> **Listing**:
§

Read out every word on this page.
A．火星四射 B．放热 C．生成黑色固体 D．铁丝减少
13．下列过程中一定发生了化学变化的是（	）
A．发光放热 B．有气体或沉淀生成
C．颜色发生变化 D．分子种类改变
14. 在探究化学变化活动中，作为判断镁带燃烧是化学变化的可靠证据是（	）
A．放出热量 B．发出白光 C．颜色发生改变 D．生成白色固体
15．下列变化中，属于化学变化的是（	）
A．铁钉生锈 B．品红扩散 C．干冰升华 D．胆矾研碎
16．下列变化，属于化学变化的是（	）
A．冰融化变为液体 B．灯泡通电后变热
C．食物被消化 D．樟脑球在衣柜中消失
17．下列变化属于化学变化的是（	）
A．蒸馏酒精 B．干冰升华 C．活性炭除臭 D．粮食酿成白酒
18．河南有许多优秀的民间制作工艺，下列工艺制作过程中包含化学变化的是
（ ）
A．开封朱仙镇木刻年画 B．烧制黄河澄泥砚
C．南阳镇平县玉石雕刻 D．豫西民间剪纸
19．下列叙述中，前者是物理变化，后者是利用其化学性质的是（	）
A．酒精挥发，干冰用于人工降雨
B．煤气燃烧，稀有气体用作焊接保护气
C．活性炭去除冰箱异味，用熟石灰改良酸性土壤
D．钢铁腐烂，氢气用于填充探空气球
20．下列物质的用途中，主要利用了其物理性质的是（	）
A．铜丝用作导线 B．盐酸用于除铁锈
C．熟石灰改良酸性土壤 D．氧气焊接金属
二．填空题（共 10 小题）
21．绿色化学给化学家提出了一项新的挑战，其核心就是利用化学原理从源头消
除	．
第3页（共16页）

§

> **Exercise objective**:
Go through the material and select each line with the string "干冰升华" in it.

> **Result for this exercise**:
A．铁钉生锈 B．品红扩散 C．干冰升华 D．胆矾研碎
A．蒸馏酒精 B．干冰升华 C．活性炭除臭 D．粮食酿成白酒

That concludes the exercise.